Return the number of lines that contain the word "votre", and return nothing else.

>> Begin DATASET EXCERPTS

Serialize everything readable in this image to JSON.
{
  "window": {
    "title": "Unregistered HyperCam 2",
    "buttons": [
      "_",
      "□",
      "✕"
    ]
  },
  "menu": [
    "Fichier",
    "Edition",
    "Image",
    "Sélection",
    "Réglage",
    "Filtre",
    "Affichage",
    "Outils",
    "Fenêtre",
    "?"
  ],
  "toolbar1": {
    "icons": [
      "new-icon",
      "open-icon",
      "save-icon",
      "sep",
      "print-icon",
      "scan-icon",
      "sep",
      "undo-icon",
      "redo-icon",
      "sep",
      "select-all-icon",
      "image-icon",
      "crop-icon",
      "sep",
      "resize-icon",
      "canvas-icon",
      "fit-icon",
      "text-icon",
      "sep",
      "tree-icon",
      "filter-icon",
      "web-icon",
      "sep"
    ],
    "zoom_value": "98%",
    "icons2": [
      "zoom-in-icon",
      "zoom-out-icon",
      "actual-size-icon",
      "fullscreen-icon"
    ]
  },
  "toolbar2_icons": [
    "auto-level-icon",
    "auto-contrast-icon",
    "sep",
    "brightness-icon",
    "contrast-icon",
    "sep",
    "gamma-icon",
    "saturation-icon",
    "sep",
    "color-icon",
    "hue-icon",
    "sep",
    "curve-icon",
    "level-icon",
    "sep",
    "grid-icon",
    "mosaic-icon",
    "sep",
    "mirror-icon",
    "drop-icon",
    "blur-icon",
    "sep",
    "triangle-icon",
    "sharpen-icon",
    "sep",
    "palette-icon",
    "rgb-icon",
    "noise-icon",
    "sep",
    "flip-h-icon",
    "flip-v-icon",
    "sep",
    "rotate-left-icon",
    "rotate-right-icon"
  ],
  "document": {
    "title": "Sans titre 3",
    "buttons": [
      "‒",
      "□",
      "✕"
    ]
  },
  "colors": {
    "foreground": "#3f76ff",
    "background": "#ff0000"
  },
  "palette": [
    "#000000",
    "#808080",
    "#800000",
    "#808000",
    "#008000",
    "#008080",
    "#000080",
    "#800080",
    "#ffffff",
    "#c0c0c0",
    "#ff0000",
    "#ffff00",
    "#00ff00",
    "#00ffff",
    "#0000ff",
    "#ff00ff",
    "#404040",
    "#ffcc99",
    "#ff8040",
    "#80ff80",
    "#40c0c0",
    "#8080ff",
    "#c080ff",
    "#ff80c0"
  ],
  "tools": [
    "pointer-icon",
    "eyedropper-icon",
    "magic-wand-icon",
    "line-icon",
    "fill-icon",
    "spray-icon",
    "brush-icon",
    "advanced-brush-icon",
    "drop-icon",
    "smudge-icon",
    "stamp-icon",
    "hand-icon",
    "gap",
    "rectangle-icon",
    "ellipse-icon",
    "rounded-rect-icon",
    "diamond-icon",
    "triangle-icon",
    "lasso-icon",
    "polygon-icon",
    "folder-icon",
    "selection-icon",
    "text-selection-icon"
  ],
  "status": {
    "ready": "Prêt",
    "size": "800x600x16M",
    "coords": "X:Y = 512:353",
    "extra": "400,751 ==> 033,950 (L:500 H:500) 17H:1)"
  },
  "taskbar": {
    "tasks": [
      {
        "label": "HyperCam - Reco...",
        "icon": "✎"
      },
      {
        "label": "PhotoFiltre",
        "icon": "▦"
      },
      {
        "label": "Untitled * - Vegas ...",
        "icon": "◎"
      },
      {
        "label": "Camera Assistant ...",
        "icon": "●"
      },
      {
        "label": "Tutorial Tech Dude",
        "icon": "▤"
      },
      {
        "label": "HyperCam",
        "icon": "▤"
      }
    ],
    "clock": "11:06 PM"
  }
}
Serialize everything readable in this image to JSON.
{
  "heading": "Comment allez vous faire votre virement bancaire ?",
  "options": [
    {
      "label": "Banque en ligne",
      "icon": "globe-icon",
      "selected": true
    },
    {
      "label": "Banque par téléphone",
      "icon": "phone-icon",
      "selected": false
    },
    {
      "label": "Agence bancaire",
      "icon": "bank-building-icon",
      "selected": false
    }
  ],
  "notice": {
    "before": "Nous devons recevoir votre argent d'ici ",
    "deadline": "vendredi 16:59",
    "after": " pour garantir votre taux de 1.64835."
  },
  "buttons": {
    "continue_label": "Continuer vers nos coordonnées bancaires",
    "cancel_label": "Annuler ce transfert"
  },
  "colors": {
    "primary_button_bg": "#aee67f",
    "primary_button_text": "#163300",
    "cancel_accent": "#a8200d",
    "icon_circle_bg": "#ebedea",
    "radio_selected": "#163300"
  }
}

>> End DATASET EXCERPTS

#### WORKED SOLUTION:
3